TASK STATEMENT:
Give the number of lines containing the word "data" and nothing more.

EXTRACTED RECORDS:
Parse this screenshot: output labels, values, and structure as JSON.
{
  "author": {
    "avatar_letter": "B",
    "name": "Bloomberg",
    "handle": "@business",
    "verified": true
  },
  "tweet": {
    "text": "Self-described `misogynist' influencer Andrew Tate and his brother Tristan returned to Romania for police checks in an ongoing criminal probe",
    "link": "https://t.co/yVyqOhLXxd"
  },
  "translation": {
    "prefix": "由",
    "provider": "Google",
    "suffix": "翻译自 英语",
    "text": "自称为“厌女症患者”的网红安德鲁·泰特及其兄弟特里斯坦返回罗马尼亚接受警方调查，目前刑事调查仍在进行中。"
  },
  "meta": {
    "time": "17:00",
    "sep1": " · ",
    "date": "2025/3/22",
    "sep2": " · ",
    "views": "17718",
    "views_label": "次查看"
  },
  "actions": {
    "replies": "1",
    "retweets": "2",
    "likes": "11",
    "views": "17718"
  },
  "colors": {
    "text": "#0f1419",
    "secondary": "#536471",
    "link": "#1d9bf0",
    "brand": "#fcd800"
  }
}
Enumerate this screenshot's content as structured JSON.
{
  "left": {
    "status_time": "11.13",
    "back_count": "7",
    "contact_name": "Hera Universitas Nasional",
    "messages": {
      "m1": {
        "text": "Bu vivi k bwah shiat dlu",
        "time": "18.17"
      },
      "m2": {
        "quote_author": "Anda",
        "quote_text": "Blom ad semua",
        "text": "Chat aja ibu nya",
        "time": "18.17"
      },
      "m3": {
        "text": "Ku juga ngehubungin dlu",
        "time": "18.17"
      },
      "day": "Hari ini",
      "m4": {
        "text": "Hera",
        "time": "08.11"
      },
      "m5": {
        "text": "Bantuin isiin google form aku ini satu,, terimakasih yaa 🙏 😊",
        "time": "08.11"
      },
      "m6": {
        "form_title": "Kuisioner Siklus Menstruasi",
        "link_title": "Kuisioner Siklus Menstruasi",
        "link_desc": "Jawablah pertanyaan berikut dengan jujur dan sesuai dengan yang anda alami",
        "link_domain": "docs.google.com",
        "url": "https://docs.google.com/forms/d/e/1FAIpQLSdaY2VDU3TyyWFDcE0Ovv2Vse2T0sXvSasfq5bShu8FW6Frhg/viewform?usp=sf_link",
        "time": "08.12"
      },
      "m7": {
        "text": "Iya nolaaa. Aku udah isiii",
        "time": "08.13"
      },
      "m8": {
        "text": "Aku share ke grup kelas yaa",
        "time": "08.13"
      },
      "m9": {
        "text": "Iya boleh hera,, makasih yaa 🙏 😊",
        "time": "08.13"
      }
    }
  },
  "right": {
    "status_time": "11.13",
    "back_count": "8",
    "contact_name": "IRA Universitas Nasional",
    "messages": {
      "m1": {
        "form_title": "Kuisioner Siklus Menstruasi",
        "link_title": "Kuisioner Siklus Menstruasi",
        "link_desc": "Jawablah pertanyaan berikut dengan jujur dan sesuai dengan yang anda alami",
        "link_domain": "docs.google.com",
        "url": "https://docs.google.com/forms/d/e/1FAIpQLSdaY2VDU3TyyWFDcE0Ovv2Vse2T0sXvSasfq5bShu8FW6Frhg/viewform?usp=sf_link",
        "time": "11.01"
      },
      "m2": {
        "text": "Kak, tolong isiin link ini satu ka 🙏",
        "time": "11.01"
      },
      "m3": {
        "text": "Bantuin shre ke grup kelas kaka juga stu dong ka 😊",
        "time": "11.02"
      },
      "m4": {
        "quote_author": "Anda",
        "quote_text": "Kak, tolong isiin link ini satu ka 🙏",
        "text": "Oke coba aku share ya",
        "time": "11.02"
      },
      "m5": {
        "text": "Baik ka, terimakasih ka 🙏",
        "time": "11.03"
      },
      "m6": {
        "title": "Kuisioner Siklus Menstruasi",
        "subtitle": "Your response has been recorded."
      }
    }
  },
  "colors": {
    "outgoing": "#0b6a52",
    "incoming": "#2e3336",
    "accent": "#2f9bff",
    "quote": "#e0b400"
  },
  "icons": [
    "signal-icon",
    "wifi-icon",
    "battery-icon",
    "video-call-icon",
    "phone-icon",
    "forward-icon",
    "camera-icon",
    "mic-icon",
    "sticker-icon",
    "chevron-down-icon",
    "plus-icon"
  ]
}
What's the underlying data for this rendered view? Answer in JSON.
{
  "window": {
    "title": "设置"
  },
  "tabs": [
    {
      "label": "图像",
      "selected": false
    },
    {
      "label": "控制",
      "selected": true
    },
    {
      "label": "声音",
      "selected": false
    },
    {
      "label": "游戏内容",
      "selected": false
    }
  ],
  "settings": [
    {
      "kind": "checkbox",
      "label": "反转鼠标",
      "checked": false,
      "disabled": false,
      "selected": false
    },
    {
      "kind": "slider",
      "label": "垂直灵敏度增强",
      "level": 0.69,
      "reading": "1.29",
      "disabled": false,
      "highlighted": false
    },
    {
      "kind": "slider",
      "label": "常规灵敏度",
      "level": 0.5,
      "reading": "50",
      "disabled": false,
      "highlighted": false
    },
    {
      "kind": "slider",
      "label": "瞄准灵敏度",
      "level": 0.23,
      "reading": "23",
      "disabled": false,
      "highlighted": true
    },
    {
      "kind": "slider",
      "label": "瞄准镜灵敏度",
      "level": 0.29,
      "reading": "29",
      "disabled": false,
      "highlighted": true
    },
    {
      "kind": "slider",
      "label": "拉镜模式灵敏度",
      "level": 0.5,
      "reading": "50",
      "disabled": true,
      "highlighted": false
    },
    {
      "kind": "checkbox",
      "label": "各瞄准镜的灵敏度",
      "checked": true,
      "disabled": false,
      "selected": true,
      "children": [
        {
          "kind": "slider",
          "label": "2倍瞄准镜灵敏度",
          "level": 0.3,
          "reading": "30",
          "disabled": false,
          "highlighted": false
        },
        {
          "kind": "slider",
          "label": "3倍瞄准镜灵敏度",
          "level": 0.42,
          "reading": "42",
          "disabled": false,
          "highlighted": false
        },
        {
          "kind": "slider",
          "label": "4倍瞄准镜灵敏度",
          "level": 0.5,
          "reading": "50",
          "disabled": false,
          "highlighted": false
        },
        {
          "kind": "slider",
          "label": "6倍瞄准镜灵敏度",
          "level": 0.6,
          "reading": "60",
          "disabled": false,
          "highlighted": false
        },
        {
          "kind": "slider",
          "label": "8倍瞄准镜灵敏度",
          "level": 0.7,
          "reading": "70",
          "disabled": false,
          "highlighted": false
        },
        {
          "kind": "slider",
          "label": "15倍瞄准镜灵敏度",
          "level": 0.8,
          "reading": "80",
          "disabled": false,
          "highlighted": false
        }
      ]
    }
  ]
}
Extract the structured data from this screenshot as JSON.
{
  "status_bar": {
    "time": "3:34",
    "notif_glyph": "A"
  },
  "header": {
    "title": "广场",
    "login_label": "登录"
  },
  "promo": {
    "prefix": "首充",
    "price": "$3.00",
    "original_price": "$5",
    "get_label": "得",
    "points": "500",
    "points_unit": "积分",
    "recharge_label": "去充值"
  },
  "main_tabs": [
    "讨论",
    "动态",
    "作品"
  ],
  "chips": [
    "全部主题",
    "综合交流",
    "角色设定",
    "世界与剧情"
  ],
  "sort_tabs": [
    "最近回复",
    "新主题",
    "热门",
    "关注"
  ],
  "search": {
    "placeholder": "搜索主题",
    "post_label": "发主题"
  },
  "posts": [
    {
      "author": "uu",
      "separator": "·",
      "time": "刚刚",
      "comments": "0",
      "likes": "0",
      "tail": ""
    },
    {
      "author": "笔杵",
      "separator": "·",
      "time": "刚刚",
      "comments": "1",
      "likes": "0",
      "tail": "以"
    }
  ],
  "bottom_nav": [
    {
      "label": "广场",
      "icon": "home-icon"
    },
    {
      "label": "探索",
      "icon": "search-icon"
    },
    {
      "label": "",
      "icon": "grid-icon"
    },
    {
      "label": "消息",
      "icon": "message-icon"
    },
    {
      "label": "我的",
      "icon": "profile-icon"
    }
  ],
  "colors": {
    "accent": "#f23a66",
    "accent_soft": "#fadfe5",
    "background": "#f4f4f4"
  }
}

COMPLETED EXERCISE:
2